— PROBLEM REQUIREMENTS —
List all lines of the data that include the string "ylabel".

Stored records:
-------------------------

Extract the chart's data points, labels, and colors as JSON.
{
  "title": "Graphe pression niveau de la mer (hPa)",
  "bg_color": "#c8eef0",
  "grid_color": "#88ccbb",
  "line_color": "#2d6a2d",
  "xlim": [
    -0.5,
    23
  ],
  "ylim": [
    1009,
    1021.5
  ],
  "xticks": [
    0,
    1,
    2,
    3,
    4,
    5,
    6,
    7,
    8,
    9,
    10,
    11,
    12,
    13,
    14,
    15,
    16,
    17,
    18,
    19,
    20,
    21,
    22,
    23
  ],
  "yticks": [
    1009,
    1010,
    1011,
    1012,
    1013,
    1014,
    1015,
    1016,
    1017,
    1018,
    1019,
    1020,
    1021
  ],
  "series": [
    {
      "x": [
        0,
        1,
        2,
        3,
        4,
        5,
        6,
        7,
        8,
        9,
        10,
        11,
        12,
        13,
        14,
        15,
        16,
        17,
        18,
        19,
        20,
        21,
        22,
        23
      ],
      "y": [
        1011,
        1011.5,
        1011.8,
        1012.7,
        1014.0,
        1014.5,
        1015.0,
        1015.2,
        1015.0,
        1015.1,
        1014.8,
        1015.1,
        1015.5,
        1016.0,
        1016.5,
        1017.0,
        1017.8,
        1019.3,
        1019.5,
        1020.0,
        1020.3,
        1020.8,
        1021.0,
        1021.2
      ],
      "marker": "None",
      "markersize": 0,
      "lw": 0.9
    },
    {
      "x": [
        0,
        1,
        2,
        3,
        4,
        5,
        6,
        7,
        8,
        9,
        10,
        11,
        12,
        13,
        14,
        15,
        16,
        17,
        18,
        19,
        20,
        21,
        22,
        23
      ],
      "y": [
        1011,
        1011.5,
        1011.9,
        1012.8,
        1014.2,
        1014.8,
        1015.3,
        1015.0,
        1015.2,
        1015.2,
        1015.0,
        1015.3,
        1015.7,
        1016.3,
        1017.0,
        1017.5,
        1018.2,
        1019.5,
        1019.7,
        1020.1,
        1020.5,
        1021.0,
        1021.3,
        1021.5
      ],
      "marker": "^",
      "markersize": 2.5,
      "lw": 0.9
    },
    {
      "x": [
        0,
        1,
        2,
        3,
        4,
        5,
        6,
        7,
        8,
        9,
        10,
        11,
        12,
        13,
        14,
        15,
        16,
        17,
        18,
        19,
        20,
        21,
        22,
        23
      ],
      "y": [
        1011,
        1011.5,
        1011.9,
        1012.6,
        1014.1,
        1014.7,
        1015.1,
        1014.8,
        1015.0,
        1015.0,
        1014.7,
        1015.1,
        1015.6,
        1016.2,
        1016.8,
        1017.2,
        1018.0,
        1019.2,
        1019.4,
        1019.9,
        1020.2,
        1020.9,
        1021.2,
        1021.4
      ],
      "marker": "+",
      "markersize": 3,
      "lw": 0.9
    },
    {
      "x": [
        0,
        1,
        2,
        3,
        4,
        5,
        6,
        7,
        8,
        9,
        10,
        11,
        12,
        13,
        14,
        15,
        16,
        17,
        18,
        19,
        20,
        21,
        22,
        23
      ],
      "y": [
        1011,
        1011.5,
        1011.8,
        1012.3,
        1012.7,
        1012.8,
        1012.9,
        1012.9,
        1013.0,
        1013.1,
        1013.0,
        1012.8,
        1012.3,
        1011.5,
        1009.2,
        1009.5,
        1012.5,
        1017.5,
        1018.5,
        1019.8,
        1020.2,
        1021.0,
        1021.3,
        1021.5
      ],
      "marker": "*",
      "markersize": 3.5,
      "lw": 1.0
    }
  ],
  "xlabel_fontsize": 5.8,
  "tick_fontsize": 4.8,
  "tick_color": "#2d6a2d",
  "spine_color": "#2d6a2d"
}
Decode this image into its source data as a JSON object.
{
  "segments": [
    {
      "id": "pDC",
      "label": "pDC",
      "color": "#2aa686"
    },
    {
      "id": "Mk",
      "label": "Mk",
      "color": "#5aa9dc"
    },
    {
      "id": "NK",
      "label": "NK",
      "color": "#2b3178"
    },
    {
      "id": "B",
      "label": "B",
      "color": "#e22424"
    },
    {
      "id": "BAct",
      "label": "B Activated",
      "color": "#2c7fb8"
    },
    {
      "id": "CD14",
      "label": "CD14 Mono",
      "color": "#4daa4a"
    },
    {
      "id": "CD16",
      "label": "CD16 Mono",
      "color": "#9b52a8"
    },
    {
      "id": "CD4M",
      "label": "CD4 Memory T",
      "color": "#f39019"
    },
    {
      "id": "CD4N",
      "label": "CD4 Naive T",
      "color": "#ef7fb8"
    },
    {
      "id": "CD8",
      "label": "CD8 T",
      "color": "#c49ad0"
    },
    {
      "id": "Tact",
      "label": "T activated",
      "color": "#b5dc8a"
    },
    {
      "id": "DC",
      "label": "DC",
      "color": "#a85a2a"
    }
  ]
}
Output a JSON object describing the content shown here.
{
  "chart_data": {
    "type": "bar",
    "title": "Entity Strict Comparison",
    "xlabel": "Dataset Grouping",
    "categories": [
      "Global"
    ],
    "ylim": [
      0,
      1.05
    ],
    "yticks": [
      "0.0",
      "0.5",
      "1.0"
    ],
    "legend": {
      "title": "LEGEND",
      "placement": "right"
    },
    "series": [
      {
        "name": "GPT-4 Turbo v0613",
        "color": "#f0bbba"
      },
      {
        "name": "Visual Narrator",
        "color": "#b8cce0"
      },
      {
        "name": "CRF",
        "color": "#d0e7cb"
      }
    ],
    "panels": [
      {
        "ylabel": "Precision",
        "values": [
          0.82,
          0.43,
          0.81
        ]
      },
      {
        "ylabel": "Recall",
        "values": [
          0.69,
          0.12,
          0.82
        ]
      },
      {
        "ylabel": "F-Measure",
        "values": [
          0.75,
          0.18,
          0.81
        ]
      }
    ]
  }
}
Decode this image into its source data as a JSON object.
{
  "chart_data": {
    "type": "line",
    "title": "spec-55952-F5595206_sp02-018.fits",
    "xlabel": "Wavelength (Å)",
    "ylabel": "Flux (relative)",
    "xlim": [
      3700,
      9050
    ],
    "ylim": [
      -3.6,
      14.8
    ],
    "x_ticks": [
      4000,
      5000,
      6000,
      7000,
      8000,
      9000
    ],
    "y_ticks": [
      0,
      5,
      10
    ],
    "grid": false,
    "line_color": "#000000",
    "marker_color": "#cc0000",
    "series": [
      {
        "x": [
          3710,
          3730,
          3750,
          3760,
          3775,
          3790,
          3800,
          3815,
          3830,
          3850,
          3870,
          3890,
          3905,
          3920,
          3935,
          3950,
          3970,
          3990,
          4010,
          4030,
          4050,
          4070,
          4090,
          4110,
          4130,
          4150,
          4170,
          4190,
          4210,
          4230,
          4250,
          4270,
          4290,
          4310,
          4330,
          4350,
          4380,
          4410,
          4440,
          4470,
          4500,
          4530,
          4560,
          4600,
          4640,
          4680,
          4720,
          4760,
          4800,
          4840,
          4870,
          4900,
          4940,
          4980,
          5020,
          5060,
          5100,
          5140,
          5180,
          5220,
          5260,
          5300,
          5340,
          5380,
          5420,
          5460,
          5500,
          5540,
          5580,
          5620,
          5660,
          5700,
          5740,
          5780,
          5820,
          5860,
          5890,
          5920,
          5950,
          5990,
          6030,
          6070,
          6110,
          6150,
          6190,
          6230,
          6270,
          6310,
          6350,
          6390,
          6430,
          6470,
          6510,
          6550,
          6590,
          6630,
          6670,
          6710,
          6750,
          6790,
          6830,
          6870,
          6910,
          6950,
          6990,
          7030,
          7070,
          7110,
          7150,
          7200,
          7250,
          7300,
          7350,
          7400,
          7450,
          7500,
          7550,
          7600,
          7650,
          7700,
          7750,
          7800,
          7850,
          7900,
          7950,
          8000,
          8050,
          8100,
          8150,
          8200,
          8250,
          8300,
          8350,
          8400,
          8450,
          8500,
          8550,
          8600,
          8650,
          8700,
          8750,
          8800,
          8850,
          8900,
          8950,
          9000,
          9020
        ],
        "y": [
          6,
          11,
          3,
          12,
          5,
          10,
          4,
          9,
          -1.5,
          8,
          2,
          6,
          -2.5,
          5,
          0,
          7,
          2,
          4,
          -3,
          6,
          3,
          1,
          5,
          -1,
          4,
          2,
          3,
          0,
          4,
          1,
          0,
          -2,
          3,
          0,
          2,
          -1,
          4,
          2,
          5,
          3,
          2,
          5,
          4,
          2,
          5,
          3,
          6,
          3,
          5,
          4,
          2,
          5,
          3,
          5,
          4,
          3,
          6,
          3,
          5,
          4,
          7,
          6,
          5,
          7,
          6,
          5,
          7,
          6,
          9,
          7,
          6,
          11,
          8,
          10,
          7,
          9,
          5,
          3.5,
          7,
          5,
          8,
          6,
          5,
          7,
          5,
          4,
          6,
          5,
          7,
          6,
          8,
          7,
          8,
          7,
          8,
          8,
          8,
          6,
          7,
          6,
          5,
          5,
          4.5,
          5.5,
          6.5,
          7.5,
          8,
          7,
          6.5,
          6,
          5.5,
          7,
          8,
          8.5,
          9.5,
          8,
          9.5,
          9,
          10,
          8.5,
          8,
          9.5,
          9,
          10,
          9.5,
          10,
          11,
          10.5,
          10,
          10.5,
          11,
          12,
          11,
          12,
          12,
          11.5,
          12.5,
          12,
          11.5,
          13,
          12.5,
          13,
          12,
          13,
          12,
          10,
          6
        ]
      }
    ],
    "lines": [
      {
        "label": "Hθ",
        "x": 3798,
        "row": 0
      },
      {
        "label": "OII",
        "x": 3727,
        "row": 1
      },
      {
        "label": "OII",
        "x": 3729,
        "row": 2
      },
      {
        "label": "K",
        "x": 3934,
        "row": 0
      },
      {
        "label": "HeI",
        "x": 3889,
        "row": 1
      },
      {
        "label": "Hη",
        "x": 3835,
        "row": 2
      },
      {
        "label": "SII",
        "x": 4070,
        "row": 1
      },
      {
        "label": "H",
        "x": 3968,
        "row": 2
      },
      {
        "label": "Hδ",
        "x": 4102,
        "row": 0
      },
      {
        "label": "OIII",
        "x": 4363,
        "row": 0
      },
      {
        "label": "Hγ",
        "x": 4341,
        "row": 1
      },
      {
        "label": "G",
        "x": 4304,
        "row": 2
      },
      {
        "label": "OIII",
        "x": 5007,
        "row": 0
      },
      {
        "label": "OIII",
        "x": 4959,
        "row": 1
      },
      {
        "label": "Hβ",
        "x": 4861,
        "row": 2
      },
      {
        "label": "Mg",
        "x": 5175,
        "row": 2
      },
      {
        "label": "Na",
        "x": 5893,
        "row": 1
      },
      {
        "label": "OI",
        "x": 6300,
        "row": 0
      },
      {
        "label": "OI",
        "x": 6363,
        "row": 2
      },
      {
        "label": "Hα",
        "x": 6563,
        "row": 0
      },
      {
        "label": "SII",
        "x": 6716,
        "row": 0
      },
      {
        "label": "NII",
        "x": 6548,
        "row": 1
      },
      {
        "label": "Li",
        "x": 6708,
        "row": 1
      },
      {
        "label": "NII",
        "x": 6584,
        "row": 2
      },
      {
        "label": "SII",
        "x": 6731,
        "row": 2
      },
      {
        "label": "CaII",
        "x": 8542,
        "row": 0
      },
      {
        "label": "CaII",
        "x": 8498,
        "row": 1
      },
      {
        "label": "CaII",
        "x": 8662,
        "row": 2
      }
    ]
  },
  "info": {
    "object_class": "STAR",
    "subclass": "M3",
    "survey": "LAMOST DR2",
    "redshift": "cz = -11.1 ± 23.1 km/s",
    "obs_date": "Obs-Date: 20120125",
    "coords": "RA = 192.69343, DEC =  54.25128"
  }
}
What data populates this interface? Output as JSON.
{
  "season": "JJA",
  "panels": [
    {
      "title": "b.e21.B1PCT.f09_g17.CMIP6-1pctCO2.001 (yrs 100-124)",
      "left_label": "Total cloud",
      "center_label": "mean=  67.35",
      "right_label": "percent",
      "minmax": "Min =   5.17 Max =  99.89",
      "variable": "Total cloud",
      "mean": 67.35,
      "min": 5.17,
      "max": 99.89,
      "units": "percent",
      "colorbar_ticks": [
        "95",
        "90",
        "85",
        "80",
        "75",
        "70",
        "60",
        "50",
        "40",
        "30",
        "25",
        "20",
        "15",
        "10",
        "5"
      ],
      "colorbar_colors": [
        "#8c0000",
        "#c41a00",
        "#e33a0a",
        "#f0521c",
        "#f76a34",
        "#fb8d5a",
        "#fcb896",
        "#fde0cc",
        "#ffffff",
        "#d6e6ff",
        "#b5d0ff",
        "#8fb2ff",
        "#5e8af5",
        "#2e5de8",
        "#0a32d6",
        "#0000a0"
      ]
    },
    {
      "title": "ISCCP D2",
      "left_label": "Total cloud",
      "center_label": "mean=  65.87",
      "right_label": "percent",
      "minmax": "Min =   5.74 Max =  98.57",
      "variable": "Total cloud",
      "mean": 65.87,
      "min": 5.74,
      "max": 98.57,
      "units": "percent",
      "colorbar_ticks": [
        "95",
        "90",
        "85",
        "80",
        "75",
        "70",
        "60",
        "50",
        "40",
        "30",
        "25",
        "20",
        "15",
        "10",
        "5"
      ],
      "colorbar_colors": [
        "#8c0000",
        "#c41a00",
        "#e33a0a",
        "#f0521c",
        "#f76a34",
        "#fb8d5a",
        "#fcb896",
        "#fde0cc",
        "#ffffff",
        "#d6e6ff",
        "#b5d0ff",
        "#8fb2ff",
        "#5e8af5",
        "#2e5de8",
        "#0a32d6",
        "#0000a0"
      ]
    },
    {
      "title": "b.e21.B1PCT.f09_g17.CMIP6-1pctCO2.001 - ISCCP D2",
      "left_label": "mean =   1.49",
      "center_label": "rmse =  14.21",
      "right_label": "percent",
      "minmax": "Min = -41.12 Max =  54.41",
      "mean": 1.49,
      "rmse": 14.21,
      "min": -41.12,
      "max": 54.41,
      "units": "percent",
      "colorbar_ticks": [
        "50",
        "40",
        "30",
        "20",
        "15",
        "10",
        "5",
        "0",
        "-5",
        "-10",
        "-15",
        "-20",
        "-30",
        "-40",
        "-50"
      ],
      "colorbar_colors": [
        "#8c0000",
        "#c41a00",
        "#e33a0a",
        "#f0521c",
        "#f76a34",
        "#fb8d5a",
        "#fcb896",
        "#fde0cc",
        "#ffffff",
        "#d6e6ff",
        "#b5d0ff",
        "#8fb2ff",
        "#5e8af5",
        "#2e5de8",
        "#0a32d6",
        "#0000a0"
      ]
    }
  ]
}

-------------------------

— EXERCISE OUTPUT —
        "ylabel": "Precision",
        "ylabel": "Recall",
        "ylabel": "F-Measure",
    "ylabel": "Flux (relative)",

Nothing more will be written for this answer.